### Required task:
Read the data and repeat it in full, exactly.

### Information supplied:
───
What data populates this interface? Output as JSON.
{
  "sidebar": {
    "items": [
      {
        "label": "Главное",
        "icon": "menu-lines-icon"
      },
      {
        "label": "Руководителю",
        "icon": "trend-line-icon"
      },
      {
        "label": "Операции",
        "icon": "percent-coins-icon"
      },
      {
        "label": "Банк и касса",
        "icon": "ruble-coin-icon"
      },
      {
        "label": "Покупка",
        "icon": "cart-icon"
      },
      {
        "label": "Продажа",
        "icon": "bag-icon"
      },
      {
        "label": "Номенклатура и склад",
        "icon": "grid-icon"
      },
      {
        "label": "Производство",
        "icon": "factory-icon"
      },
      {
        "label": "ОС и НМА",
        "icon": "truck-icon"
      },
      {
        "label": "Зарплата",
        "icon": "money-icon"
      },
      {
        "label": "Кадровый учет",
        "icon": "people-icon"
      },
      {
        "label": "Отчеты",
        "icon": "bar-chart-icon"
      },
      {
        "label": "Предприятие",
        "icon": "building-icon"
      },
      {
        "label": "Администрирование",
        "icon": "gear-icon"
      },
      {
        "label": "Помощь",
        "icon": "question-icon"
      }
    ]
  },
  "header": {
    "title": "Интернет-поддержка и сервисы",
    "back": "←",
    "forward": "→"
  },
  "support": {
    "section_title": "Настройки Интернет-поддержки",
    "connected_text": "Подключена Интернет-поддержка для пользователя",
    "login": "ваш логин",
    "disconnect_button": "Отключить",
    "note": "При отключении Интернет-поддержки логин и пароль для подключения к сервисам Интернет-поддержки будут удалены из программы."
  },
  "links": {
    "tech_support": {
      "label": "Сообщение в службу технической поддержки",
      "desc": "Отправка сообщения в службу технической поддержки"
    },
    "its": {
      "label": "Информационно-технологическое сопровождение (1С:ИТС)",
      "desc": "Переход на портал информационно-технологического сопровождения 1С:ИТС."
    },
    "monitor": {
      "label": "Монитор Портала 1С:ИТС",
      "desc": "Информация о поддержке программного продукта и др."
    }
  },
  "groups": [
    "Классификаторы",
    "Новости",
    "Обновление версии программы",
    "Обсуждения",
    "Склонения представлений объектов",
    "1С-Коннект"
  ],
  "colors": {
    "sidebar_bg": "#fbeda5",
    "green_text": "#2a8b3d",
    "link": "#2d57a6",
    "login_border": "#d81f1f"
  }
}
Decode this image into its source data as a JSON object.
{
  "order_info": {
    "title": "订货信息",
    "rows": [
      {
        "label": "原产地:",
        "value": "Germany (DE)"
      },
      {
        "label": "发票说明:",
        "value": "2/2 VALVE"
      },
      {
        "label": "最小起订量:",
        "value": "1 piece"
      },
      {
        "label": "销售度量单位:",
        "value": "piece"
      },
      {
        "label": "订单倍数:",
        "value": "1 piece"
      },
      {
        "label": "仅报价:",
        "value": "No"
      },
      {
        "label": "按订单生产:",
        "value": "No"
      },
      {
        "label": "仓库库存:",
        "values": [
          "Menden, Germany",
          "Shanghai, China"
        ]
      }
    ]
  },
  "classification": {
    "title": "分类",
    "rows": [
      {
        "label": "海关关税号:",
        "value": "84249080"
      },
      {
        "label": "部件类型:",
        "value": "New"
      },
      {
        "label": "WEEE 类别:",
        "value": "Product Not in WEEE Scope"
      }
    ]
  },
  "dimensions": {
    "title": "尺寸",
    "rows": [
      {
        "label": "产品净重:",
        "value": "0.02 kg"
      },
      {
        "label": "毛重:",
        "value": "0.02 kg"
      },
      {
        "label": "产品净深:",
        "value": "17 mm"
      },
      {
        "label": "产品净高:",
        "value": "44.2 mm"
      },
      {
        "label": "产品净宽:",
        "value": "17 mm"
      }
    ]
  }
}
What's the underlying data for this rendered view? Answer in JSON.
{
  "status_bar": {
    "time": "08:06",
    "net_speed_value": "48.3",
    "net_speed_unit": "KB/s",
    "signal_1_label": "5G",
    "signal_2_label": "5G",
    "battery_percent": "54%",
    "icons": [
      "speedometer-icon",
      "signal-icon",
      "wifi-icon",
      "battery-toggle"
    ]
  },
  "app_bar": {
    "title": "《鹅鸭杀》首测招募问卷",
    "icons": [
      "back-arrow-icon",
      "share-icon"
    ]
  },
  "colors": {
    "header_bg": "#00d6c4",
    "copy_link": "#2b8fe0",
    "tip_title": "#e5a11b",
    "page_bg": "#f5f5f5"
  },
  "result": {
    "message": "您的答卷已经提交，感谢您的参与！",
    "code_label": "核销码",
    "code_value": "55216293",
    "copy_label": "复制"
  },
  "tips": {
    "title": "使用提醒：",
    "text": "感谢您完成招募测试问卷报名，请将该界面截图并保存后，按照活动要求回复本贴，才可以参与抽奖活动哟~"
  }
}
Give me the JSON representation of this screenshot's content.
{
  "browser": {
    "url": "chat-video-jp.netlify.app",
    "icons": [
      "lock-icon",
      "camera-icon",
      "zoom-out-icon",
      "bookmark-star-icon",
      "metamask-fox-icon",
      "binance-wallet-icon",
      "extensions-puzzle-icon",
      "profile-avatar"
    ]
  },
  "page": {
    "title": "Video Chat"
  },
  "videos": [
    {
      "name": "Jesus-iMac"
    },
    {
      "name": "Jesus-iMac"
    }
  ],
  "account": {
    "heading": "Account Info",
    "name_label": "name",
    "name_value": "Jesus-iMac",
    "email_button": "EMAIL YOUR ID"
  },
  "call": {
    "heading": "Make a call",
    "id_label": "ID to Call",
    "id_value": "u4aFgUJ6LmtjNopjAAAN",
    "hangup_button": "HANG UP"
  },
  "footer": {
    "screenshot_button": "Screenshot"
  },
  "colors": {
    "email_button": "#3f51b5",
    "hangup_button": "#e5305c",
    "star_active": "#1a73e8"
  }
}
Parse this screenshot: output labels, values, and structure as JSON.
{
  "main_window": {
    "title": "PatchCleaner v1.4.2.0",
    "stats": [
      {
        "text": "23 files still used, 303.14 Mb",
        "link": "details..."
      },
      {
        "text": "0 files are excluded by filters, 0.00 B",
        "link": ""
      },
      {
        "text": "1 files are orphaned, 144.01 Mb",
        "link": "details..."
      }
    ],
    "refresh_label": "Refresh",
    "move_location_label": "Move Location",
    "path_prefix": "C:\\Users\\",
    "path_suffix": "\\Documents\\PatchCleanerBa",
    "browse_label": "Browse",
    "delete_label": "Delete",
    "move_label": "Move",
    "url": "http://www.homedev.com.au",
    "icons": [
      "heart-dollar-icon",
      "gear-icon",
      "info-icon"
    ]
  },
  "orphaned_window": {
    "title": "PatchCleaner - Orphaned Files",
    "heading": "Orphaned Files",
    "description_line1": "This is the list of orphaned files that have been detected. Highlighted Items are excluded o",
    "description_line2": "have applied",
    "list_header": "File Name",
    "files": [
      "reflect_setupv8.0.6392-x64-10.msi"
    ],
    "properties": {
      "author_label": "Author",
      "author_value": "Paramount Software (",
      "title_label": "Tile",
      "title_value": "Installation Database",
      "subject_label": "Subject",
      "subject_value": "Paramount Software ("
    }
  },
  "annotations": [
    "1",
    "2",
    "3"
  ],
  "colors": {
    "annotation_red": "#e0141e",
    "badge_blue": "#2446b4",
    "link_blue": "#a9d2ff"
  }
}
───
### Finished exercise:
What data populates this interface? Output as JSON.
{
  "sidebar": {
    "items": [
      {
        "label": "Главное",
        "icon": "menu-lines-icon"
      },
      {
        "label": "Руководителю",
        "icon": "trend-line-icon"
      },
      {
        "label": "Операции",
        "icon": "percent-coins-icon"
      },
      {
        "label": "Банк и касса",
        "icon": "ruble-coin-icon"
      },
      {
        "label": "Покупка",
        "icon": "cart-icon"
      },
      {
        "label": "Продажа",
        "icon": "bag-icon"
      },
      {
        "label": "Номенклатура и склад",
        "icon": "grid-icon"
      },
      {
        "label": "Производство",
        "icon": "factory-icon"
      },
      {
        "label": "ОС и НМА",
        "icon": "truck-icon"
      },
      {
        "label": "Зарплата",
        "icon": "money-icon"
      },
      {
        "label": "Кадровый учет",
        "icon": "people-icon"
      },
      {
        "label": "Отчеты",
        "icon": "bar-chart-icon"
      },
      {
        "label": "Предприятие",
        "icon": "building-icon"
      },
      {
        "label": "Администрирование",
        "icon": "gear-icon"
      },
      {
        "label": "Помощь",
        "icon": "question-icon"
      }
    ]
  },
  "header": {
    "title": "Интернет-поддержка и сервисы",
    "back": "←",
    "forward": "→"
  },
  "support": {
    "section_title": "Настройки Интернет-поддержки",
    "connected_text": "Подключена Интернет-поддержка для пользователя",
    "login": "ваш логин",
    "disconnect_button": "Отключить",
    "note": "При отключении Интернет-поддержки логин и пароль для подключения к сервисам Интернет-поддержки будут удалены из программы."
  },
  "links": {
    "tech_support": {
      "label": "Сообщение в службу технической поддержки",
      "desc": "Отправка сообщения в службу технической поддержки"
    },
    "its": {
      "label": "Информационно-технологическое сопровождение (1С:ИТС)",
      "desc": "Переход на портал информационно-технологического сопровождения 1С:ИТС."
    },
    "monitor": {
      "label": "Монитор Портала 1С:ИТС",
      "desc": "Информация о поддержке программного продукта и др."
    }
  },
  "groups": [
    "Классификаторы",
    "Новости",
    "Обновление версии программы",
    "Обсуждения",
    "Склонения представлений объектов",
    "1С-Коннект"
  ],
  "colors": {
    "sidebar_bg": "#fbeda5",
    "green_text": "#2a8b3d",
    "link": "#2d57a6",
    "login_border": "#d81f1f"
  }
}
Decode this image into its source data as a JSON object.
{
  "order_info": {
    "title": "订货信息",
    "rows": [
      {
        "label": "原产地:",
        "value": "Germany (DE)"
      },
      {
        "label": "发票说明:",
        "value": "2/2 VALVE"
      },
      {
        "label": "最小起订量:",
        "value": "1 piece"
      },
      {
        "label": "销售度量单位:",
        "value": "piece"
      },
      {
        "label": "订单倍数:",
        "value": "1 piece"
      },
      {
        "label": "仅报价:",
        "value": "No"
      },
      {
        "label": "按订单生产:",
        "value": "No"
      },
      {
        "label": "仓库库存:",
        "values": [
          "Menden, Germany",
          "Shanghai, China"
        ]
      }
    ]
  },
  "classification": {
    "title": "分类",
    "rows": [
      {
        "label": "海关关税号:",
        "value": "84249080"
      },
      {
        "label": "部件类型:",
        "value": "New"
      },
      {
        "label": "WEEE 类别:",
        "value": "Product Not in WEEE Scope"
      }
    ]
  },
  "dimensions": {
    "title": "尺寸",
    "rows": [
      {
        "label": "产品净重:",
        "value": "0.02 kg"
      },
      {
        "label": "毛重:",
        "value": "0.02 kg"
      },
      {
        "label": "产品净深:",
        "value": "17 mm"
      },
      {
        "label": "产品净高:",
        "value": "44.2 mm"
      },
      {
        "label": "产品净宽:",
        "value": "17 mm"
      }
    ]
  }
}
What's the underlying data for this rendered view? Answer in JSON.
{
  "status_bar": {
    "time": "08:06",
    "net_speed_value": "48.3",
    "net_speed_unit": "KB/s",
    "signal_1_label": "5G",
    "signal_2_label": "5G",
    "battery_percent": "54%",
    "icons": [
      "speedometer-icon",
      "signal-icon",
      "wifi-icon",
      "battery-toggle"
    ]
  },
  "app_bar": {
    "title": "《鹅鸭杀》首测招募问卷",
    "icons": [
      "back-arrow-icon",
      "share-icon"
    ]
  },
  "colors": {
    "header_bg": "#00d6c4",
    "copy_link": "#2b8fe0",
    "tip_title": "#e5a11b",
    "page_bg": "#f5f5f5"
  },
  "result": {
    "message": "您的答卷已经提交，感谢您的参与！",
    "code_label": "核销码",
    "code_value": "55216293",
    "copy_label": "复制"
  },
  "tips": {
    "title": "使用提醒：",
    "text": "感谢您完成招募测试问卷报名，请将该界面截图并保存后，按照活动要求回复本贴，才可以参与抽奖活动哟~"
  }
}
Give me the JSON representation of this screenshot's content.
{
  "browser": {
    "url": "chat-video-jp.netlify.app",
    "icons": [
      "lock-icon",
      "camera-icon",
      "zoom-out-icon",
      "bookmark-star-icon",
      "metamask-fox-icon",
      "binance-wallet-icon",
      "extensions-puzzle-icon",
      "profile-avatar"
    ]
  },
  "page": {
    "title": "Video Chat"
  },
  "videos": [
    {
      "name": "Jesus-iMac"
    },
    {
      "name": "Jesus-iMac"
    }
  ],
  "account": {
    "heading": "Account Info",
    "name_label": "name",
    "name_value": "Jesus-iMac",
    "email_button": "EMAIL YOUR ID"
  },
  "call": {
    "heading": "Make a call",
    "id_label": "ID to Call",
    "id_value": "u4aFgUJ6LmtjNopjAAAN",
    "hangup_button": "HANG UP"
  },
  "footer": {
    "screenshot_button": "Screenshot"
  },
  "colors": {
    "email_button": "#3f51b5",
    "hangup_button": "#e5305c",
    "star_active": "#1a73e8"
  }
}
Parse this screenshot: output labels, values, and structure as JSON.
{
  "main_window": {
    "title": "PatchCleaner v1.4.2.0",
    "stats": [
      {
        "text": "23 files still used, 303.14 Mb",
        "link": "details..."
      },
      {
        "text": "0 files are excluded by filters, 0.00 B",
        "link": ""
      },
      {
        "text": "1 files are orphaned, 144.01 Mb",
        "link": "details..."
      }
    ],
    "refresh_label": "Refresh",
    "move_location_label": "Move Location",
    "path_prefix": "C:\\Users\\",
    "path_suffix": "\\Documents\\PatchCleanerBa",
    "browse_label": "Browse",
    "delete_label": "Delete",
    "move_label": "Move",
    "url": "http://www.homedev.com.au",
    "icons": [
      "heart-dollar-icon",
      "gear-icon",
      "info-icon"
    ]
  },
  "orphaned_window": {
    "title": "PatchCleaner - Orphaned Files",
    "heading": "Orphaned Files",
    "description_line1": "This is the list of orphaned files that have been detected. Highlighted Items are excluded o",
    "description_line2": "have applied",
    "list_header": "File Name",
    "files": [
      "reflect_setupv8.0.6392-x64-10.msi"
    ],
    "properties": {
      "author_label": "Author",
      "author_value": "Paramount Software (",
      "title_label": "Tile",
      "title_value": "Installation Database",
      "subject_label": "Subject",
      "subject_value": "Paramount Software ("
    }
  },
  "annotations": [
    "1",
    "2",
    "3"
  ],
  "colors": {
    "annotation_red": "#e0141e",
    "badge_blue": "#2446b4",
    "link_blue": "#a9d2ff"
  }
}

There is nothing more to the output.